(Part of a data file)
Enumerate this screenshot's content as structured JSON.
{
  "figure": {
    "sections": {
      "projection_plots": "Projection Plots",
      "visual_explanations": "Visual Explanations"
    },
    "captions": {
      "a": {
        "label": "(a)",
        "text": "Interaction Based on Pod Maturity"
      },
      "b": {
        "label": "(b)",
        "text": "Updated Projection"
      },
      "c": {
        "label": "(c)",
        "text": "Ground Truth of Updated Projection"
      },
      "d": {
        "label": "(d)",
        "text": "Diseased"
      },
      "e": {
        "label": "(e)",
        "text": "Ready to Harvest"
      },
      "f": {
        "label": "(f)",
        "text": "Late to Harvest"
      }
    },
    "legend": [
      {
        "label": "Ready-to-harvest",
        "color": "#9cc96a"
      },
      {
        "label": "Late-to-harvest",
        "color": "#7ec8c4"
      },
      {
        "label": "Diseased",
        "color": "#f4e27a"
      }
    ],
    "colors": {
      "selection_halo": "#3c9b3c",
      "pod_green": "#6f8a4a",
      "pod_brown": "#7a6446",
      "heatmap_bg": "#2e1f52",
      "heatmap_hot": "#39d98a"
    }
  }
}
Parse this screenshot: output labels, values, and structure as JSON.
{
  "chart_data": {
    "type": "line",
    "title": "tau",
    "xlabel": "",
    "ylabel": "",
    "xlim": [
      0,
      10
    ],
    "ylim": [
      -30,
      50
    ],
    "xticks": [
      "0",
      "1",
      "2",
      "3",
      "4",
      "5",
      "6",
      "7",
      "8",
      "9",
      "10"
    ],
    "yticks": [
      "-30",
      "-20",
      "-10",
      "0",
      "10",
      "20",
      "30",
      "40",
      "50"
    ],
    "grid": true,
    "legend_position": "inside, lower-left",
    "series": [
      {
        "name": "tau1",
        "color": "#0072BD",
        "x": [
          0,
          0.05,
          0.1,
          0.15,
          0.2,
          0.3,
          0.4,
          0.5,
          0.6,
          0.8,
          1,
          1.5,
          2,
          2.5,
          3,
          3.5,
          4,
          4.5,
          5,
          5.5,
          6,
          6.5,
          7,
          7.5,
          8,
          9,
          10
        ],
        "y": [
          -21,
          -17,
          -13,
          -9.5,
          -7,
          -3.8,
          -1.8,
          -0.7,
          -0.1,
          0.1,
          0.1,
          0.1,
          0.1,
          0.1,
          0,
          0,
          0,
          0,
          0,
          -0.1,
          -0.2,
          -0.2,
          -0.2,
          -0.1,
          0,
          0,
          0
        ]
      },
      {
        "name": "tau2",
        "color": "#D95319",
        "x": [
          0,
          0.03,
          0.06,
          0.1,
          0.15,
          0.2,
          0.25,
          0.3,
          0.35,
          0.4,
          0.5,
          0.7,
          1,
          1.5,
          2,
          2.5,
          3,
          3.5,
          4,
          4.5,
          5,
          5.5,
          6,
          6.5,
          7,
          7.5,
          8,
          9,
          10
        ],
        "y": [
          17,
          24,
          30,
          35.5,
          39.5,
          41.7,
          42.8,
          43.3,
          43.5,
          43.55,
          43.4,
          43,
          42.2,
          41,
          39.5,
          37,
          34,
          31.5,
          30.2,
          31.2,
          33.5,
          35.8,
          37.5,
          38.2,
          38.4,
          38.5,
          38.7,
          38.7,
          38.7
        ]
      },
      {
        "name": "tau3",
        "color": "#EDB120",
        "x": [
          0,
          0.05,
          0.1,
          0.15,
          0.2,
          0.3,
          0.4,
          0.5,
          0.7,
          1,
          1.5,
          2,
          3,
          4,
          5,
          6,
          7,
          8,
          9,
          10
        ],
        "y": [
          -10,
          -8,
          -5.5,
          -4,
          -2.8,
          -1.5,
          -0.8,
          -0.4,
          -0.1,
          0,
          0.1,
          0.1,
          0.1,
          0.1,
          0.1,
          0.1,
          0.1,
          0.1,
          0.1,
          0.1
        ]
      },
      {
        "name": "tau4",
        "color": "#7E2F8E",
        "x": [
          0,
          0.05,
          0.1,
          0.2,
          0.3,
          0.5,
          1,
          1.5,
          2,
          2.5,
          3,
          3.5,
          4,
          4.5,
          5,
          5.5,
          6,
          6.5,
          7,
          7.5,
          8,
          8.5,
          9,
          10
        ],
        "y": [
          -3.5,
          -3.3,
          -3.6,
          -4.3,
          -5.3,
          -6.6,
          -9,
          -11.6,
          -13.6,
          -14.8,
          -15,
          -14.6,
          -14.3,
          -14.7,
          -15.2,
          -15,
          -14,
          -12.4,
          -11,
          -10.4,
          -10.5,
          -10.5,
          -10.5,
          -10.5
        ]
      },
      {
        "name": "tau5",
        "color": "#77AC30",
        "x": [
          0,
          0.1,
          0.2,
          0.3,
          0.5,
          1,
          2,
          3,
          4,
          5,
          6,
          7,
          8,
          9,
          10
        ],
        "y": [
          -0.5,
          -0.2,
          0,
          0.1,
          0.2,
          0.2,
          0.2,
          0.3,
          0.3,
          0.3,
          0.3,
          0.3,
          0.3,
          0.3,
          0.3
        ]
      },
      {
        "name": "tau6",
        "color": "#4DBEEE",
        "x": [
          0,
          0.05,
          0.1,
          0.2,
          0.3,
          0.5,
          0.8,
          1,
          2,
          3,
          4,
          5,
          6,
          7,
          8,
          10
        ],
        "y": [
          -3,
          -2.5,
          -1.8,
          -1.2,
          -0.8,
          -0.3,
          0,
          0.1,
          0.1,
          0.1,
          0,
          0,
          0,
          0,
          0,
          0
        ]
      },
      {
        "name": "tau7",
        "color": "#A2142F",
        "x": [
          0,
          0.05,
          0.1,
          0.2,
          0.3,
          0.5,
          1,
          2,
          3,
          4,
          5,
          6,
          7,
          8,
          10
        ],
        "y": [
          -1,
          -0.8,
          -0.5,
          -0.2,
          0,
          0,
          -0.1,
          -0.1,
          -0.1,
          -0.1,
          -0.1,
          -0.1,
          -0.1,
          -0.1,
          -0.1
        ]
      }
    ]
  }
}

Required work:
Recopy the entries above in their entirety, exactly.

Result for this task:
Enumerate this screenshot's content as structured JSON.
{
  "figure": {
    "sections": {
      "projection_plots": "Projection Plots",
      "visual_explanations": "Visual Explanations"
    },
    "captions": {
      "a": {
        "label": "(a)",
        "text": "Interaction Based on Pod Maturity"
      },
      "b": {
        "label": "(b)",
        "text": "Updated Projection"
      },
      "c": {
        "label": "(c)",
        "text": "Ground Truth of Updated Projection"
      },
      "d": {
        "label": "(d)",
        "text": "Diseased"
      },
      "e": {
        "label": "(e)",
        "text": "Ready to Harvest"
      },
      "f": {
        "label": "(f)",
        "text": "Late to Harvest"
      }
    },
    "legend": [
      {
        "label": "Ready-to-harvest",
        "color": "#9cc96a"
      },
      {
        "label": "Late-to-harvest",
        "color": "#7ec8c4"
      },
      {
        "label": "Diseased",
        "color": "#f4e27a"
      }
    ],
    "colors": {
      "selection_halo": "#3c9b3c",
      "pod_green": "#6f8a4a",
      "pod_brown": "#7a6446",
      "heatmap_bg": "#2e1f52",
      "heatmap_hot": "#39d98a"
    }
  }
}
Parse this screenshot: output labels, values, and structure as JSON.
{
  "chart_data": {
    "type": "line",
    "title": "tau",
    "xlabel": "",
    "ylabel": "",
    "xlim": [
      0,
      10
    ],
    "ylim": [
      -30,
      50
    ],
    "xticks": [
      "0",
      "1",
      "2",
      "3",
      "4",
      "5",
      "6",
      "7",
      "8",
      "9",
      "10"
    ],
    "yticks": [
      "-30",
      "-20",
      "-10",
      "0",
      "10",
      "20",
      "30",
      "40",
      "50"
    ],
    "grid": true,
    "legend_position": "inside, lower-left",
    "series": [
      {
        "name": "tau1",
        "color": "#0072BD",
        "x": [
          0,
          0.05,
          0.1,
          0.15,
          0.2,
          0.3,
          0.4,
          0.5,
          0.6,
          0.8,
          1,
          1.5,
          2,
          2.5,
          3,
          3.5,
          4,
          4.5,
          5,
          5.5,
          6,
          6.5,
          7,
          7.5,
          8,
          9,
          10
        ],
        "y": [
          -21,
          -17,
          -13,
          -9.5,
          -7,
          -3.8,
          -1.8,
          -0.7,
          -0.1,
          0.1,
          0.1,
          0.1,
          0.1,
          0.1,
          0,
          0,
          0,
          0,
          0,
          -0.1,
          -0.2,
          -0.2,
          -0.2,
          -0.1,
          0,
          0,
          0
        ]
      },
      {
        "name": "tau2",
        "color": "#D95319",
        "x": [
          0,
          0.03,
          0.06,
          0.1,
          0.15,
          0.2,
          0.25,
          0.3,
          0.35,
          0.4,
          0.5,
          0.7,
          1,
          1.5,
          2,
          2.5,
          3,
          3.5,
          4,
          4.5,
          5,
          5.5,
          6,
          6.5,
          7,
          7.5,
          8,
          9,
          10
        ],
        "y": [
          17,
          24,
          30,
          35.5,
          39.5,
          41.7,
          42.8,
          43.3,
          43.5,
          43.55,
          43.4,
          43,
          42.2,
          41,
          39.5,
          37,
          34,
          31.5,
          30.2,
          31.2,
          33.5,
          35.8,
          37.5,
          38.2,
          38.4,
          38.5,
          38.7,
          38.7,
          38.7
        ]
      },
      {
        "name": "tau3",
        "color": "#EDB120",
        "x": [
          0,
          0.05,
          0.1,
          0.15,
          0.2,
          0.3,
          0.4,
          0.5,
          0.7,
          1,
          1.5,
          2,
          3,
          4,
          5,
          6,
          7,
          8,
          9,
          10
        ],
        "y": [
          -10,
          -8,
          -5.5,
          -4,
          -2.8,
          -1.5,
          -0.8,
          -0.4,
          -0.1,
          0,
          0.1,
          0.1,
          0.1,
          0.1,
          0.1,
          0.1,
          0.1,
          0.1,
          0.1,
          0.1
        ]
      },
      {
        "name": "tau4",
        "color": "#7E2F8E",
        "x": [
          0,
          0.05,
          0.1,
          0.2,
          0.3,
          0.5,
          1,
          1.5,
          2,
          2.5,
          3,
          3.5,
          4,
          4.5,
          5,
          5.5,
          6,
          6.5,
          7,
          7.5,
          8,
          8.5,
          9,
          10
        ],
        "y": [
          -3.5,
          -3.3,
          -3.6,
          -4.3,
          -5.3,
          -6.6,
          -9,
          -11.6,
          -13.6,
          -14.8,
          -15,
          -14.6,
          -14.3,
          -14.7,
          -15.2,
          -15,
          -14,
          -12.4,
          -11,
          -10.4,
          -10.5,
          -10.5,
          -10.5,
          -10.5
        ]
      },
      {
        "name": "tau5",
        "color": "#77AC30",
        "x": [
          0,
          0.1,
          0.2,
          0.3,
          0.5,
          1,
          2,
          3,
          4,
          5,
          6,
          7,
          8,
          9,
          10
        ],
        "y": [
          -0.5,
          -0.2,
          0,
          0.1,
          0.2,
          0.2,
          0.2,
          0.3,
          0.3,
          0.3,
          0.3,
          0.3,
          0.3,
          0.3,
          0.3
        ]
      },
      {
        "name": "tau6",
        "color": "#4DBEEE",
        "x": [
          0,
          0.05,
          0.1,
          0.2,
          0.3,
          0.5,
          0.8,
          1,
          2,
          3,
          4,
          5,
          6,
          7,
          8,
          10
        ],
        "y": [
          -3,
          -2.5,
          -1.8,
          -1.2,
          -0.8,
          -0.3,
          0,
          0.1,
          0.1,
          0.1,
          0,
          0,
          0,
          0,
          0,
          0
        ]
      },
      {
        "name": "tau7",
        "color": "#A2142F",
        "x": [
          0,
          0.05,
          0.1,
          0.2,
          0.3,
          0.5,
          1,
          2,
          3,
          4,
          5,
          6,
          7,
          8,
          10
        ],
        "y": [
          -1,
          -0.8,
          -0.5,
          -0.2,
          0,
          0,
          -0.1,
          -0.1,
          -0.1,
          -0.1,
          -0.1,
          -0.1,
          -0.1,
          -0.1,
          -0.1
        ]
      }
    ]
  }
}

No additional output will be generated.